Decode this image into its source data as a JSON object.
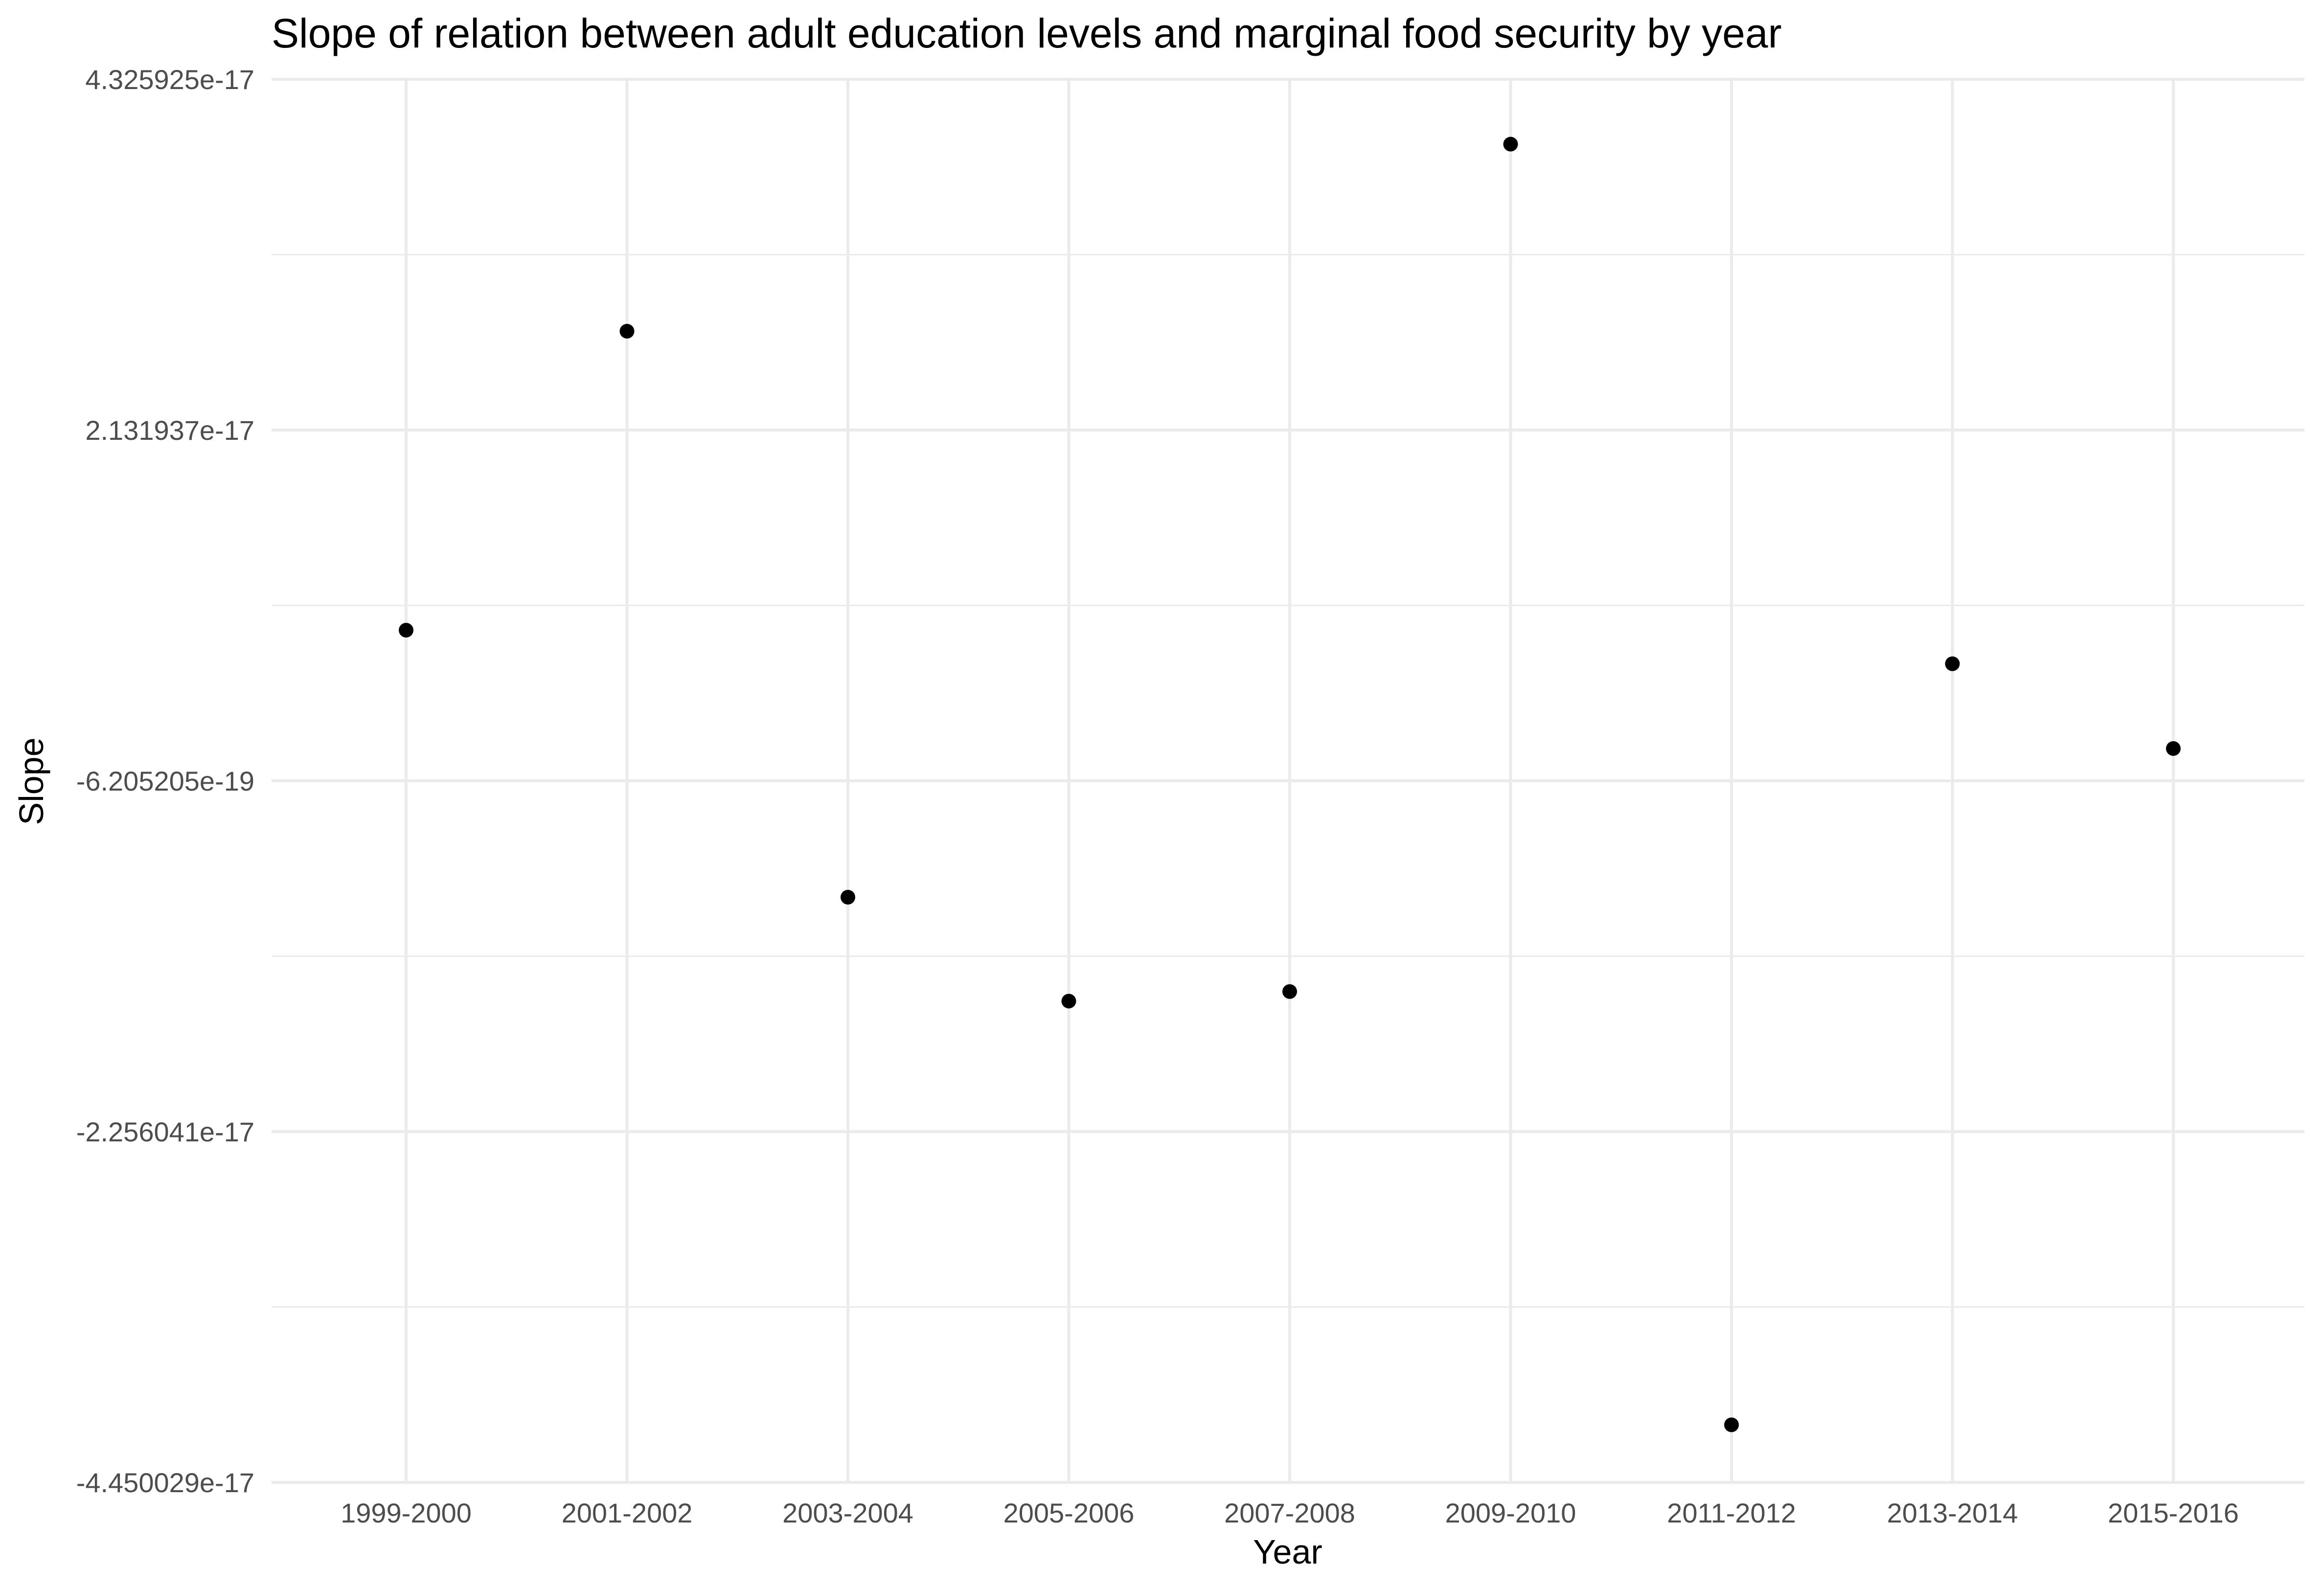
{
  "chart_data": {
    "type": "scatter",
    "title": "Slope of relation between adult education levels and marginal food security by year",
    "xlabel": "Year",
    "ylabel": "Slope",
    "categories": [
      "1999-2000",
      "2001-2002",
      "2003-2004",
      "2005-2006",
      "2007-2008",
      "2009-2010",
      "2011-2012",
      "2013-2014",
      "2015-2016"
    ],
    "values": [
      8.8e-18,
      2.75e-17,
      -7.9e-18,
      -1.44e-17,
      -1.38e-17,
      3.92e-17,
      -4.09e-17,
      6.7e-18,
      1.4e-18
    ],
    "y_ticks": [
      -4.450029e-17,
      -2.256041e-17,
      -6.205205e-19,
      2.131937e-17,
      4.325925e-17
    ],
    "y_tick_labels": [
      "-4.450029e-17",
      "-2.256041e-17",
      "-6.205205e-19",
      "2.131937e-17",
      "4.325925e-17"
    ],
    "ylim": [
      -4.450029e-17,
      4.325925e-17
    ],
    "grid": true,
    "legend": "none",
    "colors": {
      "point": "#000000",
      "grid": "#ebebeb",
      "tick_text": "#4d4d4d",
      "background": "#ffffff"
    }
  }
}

------------------------------------------------------------------------

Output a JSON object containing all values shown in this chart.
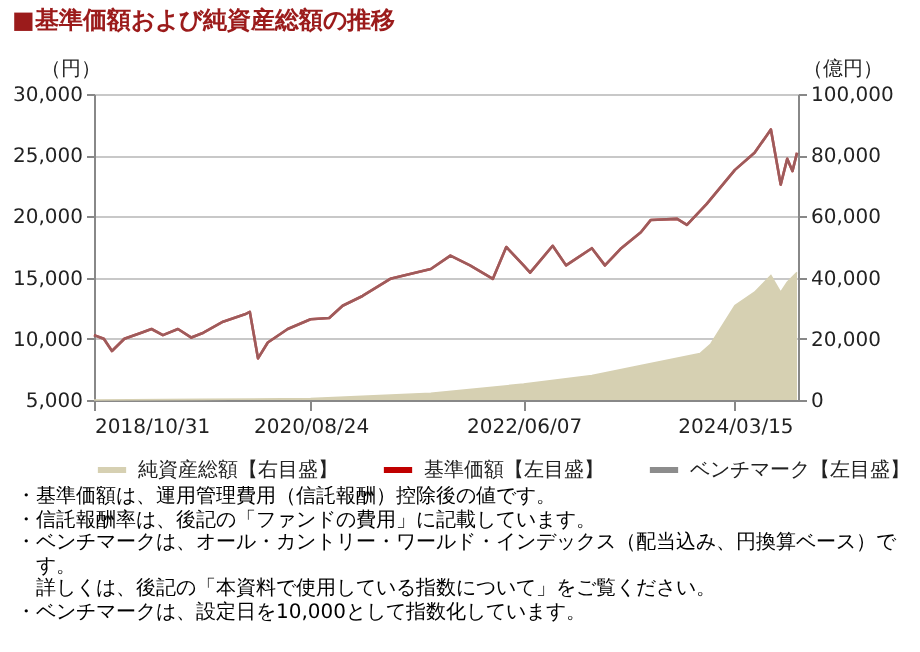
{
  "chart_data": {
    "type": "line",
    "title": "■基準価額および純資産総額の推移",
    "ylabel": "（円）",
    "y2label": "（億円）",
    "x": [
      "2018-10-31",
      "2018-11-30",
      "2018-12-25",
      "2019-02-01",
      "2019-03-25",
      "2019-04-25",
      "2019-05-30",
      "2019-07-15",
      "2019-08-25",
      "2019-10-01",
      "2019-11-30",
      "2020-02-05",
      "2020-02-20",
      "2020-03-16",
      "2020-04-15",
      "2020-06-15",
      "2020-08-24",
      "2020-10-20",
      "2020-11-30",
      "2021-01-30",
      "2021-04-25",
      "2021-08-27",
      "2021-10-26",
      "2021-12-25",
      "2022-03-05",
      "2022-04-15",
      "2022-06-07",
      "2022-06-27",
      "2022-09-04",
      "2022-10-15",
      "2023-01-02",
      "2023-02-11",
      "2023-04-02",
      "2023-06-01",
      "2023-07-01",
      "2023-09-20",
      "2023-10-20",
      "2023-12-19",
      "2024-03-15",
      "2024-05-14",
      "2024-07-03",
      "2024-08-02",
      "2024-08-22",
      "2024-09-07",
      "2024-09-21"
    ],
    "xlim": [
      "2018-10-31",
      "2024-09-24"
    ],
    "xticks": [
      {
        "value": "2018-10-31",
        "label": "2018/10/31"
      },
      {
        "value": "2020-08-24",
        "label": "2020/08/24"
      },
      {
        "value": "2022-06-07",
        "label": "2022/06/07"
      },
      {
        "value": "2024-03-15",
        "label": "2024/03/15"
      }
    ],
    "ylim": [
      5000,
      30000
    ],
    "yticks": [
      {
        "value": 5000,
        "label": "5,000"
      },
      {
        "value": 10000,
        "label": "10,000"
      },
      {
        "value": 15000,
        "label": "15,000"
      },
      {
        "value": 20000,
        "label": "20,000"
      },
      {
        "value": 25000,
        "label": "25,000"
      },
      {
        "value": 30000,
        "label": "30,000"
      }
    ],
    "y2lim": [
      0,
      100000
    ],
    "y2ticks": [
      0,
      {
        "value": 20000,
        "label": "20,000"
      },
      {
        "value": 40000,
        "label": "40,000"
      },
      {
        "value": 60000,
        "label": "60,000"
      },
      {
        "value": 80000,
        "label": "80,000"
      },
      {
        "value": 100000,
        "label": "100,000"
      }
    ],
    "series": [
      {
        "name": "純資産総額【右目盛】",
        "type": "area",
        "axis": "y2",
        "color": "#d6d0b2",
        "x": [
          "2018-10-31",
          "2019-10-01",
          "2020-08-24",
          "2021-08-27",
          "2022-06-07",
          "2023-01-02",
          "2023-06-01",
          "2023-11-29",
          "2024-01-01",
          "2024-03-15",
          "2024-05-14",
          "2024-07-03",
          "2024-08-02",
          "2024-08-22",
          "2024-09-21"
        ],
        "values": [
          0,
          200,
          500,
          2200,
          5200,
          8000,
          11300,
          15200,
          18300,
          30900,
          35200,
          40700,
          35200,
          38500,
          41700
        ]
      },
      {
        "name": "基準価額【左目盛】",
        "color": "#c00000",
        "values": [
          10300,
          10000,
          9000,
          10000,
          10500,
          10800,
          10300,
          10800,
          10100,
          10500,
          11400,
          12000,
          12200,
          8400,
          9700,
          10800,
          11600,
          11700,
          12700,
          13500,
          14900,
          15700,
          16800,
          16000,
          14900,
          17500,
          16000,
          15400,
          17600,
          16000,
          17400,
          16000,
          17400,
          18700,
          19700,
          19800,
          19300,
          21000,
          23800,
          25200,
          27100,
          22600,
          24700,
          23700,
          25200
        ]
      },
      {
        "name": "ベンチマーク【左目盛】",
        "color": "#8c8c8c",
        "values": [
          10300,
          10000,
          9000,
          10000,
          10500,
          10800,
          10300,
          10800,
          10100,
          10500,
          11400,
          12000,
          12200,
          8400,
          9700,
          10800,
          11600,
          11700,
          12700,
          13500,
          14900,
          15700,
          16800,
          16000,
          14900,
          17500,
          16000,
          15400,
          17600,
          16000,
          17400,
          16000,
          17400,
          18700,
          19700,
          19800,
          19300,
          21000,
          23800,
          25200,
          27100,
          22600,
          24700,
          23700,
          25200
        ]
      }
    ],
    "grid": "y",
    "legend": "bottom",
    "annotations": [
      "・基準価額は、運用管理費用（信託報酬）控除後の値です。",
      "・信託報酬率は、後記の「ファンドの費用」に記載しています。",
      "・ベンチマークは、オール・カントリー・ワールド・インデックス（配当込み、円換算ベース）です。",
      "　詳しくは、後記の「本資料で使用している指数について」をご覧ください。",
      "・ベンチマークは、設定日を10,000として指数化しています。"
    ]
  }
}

------------------------------------------------------------------------

> **GIVEN EXERCISE**
Find the word "this" in the material, then list each line that holds it.

> **ANSWER**
Decode this image into its source data as a JSON object.
Output a JSON object containing all values shown in this chart.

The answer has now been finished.